Material supplied:
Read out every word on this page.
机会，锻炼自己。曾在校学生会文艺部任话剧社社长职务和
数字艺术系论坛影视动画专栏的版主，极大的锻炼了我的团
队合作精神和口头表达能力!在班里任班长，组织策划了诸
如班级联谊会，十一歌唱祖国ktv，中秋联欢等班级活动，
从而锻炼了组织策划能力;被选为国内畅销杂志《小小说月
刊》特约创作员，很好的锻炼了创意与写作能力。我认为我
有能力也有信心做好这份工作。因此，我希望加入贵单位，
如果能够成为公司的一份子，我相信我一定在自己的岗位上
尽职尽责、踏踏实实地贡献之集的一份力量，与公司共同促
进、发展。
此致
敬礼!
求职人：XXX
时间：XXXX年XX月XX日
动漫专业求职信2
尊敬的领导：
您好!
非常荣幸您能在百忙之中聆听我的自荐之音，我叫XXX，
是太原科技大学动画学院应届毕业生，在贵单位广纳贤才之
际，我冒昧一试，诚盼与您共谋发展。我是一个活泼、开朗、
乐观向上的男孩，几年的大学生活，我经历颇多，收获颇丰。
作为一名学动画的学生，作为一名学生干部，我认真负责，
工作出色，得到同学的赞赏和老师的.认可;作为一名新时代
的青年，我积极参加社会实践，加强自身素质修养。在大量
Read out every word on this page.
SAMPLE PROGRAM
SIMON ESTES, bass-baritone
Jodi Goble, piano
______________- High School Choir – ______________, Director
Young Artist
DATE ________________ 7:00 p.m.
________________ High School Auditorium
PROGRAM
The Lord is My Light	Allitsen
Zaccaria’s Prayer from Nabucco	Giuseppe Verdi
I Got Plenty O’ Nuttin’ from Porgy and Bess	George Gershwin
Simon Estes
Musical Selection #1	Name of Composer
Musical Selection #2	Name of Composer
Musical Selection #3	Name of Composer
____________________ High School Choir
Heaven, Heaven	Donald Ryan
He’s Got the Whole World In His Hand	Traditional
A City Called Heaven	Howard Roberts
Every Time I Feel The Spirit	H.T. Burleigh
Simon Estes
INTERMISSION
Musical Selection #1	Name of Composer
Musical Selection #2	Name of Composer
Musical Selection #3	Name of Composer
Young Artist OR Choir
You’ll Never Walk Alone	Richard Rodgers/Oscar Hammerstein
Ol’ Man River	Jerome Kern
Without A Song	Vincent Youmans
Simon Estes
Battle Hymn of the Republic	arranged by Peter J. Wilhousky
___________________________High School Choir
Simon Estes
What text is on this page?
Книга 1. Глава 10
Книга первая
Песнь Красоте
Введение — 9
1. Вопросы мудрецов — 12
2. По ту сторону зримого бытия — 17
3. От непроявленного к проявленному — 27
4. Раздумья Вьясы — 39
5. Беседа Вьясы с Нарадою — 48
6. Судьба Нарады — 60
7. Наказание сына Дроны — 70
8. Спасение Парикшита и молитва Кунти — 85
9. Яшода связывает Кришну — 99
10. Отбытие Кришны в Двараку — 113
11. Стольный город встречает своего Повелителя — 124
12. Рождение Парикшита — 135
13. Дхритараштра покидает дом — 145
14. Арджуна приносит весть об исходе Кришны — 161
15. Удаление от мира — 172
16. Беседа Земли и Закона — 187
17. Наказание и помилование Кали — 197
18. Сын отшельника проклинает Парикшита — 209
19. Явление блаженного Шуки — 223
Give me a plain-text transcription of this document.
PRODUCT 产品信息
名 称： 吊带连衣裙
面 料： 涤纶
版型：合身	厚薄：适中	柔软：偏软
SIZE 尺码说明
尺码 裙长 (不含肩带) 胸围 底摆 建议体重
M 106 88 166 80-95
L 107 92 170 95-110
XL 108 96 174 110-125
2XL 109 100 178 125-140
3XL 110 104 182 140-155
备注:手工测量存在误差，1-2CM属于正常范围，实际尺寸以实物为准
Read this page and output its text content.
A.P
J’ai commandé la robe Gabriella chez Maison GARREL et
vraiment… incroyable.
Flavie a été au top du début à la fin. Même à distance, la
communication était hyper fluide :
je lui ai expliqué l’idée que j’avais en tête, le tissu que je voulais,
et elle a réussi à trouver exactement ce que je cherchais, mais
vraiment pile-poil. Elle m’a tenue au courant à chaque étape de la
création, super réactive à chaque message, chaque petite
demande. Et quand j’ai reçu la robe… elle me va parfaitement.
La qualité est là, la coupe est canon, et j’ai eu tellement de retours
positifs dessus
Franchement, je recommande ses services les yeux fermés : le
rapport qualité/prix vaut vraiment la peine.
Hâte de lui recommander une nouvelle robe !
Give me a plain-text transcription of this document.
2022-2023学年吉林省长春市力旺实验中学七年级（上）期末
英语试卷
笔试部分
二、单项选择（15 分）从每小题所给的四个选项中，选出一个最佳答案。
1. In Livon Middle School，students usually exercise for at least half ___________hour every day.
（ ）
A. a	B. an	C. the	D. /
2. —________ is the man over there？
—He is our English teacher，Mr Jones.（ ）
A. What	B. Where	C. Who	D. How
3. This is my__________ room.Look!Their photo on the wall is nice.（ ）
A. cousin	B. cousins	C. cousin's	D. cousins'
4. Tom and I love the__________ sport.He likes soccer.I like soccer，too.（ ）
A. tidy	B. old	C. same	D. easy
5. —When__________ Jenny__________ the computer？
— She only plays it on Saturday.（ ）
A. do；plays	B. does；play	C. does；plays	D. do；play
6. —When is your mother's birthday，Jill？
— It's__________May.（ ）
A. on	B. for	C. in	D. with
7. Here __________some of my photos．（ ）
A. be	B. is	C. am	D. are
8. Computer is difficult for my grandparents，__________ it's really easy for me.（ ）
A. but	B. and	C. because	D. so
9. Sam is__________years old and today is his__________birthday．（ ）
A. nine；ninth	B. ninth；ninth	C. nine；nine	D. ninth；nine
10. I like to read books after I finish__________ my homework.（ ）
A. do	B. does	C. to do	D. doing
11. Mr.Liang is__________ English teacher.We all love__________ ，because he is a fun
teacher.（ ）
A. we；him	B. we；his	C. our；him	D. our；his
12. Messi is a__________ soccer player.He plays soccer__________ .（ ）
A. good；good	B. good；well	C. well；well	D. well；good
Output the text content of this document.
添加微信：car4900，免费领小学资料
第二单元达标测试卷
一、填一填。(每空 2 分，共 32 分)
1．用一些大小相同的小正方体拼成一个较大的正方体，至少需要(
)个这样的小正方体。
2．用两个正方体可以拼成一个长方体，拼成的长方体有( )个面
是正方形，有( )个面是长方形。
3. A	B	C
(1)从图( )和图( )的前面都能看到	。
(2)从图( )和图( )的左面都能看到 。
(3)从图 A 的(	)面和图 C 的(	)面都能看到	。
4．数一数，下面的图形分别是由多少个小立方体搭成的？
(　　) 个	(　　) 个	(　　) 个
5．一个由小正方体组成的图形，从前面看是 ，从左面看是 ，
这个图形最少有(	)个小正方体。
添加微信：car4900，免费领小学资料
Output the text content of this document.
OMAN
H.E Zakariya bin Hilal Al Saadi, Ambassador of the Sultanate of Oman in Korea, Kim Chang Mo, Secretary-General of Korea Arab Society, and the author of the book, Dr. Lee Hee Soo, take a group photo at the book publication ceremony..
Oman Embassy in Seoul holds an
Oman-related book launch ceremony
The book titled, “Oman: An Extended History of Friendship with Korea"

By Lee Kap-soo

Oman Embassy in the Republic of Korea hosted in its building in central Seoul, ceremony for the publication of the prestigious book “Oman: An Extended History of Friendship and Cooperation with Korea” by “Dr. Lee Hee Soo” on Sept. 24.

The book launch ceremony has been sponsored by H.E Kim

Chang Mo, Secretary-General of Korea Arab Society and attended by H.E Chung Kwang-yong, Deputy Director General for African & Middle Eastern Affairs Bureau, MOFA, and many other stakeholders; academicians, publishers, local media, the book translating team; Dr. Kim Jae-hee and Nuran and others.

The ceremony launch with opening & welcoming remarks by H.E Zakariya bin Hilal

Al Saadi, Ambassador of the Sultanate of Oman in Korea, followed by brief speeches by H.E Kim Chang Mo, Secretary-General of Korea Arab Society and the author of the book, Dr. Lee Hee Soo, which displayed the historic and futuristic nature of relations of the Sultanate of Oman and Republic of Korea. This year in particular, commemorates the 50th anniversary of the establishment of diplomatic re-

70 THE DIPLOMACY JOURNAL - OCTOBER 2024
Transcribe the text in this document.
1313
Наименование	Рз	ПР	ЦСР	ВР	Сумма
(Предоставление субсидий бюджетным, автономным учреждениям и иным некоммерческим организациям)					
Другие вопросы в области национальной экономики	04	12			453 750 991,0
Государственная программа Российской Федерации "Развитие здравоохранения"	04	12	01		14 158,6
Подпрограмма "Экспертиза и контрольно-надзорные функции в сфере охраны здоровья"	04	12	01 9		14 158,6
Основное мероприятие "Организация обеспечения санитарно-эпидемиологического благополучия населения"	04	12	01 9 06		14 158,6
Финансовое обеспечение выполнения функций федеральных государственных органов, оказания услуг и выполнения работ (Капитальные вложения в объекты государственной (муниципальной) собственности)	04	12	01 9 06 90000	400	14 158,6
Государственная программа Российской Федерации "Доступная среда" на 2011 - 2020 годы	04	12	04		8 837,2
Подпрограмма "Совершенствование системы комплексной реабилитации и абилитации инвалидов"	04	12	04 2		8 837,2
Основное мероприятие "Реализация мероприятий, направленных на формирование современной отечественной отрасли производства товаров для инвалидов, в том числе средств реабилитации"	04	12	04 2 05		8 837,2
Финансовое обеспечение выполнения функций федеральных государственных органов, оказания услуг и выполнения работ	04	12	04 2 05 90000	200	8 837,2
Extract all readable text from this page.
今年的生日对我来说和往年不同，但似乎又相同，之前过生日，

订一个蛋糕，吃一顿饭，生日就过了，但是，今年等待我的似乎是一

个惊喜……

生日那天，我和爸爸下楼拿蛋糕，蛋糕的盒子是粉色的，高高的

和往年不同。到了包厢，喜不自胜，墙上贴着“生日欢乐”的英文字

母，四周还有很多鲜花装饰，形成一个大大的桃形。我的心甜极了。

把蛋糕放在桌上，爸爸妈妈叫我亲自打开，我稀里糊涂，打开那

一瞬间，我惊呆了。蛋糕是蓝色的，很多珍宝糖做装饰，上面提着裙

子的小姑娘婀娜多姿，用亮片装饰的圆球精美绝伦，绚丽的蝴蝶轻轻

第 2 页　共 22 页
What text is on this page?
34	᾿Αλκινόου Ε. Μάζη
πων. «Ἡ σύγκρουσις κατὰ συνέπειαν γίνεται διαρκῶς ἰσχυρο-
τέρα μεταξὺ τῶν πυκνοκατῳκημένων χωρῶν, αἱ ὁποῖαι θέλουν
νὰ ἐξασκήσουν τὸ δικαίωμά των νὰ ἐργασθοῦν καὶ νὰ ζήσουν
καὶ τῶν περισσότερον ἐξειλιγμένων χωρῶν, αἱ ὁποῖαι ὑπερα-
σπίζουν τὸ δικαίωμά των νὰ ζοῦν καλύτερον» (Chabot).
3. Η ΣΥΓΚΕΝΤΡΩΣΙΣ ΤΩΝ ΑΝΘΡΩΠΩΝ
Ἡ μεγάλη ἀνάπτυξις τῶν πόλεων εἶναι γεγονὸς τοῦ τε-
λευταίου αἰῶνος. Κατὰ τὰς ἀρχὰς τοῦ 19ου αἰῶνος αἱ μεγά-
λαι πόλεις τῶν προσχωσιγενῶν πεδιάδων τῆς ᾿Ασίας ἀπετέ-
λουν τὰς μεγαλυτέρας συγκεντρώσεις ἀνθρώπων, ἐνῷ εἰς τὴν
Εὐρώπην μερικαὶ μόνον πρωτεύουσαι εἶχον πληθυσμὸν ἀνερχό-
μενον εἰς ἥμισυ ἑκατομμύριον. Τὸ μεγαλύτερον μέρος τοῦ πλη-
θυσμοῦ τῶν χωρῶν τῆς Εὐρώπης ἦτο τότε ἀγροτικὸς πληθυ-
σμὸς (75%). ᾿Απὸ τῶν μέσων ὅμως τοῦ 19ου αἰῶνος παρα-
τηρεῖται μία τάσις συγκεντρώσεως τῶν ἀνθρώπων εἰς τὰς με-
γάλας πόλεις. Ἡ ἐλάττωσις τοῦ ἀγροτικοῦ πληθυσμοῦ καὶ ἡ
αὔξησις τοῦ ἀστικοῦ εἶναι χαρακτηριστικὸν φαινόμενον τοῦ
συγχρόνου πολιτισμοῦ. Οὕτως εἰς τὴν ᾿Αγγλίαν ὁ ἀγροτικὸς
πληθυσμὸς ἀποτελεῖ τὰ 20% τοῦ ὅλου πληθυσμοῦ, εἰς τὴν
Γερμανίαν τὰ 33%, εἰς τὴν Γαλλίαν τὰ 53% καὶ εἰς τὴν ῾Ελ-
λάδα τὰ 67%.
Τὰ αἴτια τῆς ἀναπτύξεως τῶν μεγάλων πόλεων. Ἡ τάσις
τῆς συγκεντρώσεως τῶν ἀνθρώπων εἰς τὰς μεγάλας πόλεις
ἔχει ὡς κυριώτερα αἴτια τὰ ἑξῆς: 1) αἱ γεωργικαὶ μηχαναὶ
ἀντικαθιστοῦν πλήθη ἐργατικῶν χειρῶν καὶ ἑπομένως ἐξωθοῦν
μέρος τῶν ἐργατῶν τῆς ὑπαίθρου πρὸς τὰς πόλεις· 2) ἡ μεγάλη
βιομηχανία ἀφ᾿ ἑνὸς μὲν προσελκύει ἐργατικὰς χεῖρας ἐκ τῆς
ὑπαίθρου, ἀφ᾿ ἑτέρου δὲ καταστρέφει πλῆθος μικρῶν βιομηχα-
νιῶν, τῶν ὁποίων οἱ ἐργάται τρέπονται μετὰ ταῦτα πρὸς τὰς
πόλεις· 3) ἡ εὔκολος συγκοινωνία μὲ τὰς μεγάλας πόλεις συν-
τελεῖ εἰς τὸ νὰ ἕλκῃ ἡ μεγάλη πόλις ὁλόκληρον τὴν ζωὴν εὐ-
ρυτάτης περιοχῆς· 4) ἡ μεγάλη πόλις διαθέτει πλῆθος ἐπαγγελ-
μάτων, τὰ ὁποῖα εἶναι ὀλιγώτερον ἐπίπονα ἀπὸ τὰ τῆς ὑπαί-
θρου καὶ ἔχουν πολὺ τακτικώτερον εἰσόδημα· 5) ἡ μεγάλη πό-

What this task involves: Where a line above holds the string "Финансовое", show that line.

Correct output:
Финансовое обеспечение выполнения функций федеральных государственных органов, оказания услуг и выполнения работ (Капитальные вложения в объекты государственной (муниципальной) собственности)	04	12	01 9 06 90000	400	14 158,6
Финансовое обеспечение выполнения функций федеральных государственных органов, оказания услуг и выполнения работ	04	12	04 2 05 90000	200	8 837,2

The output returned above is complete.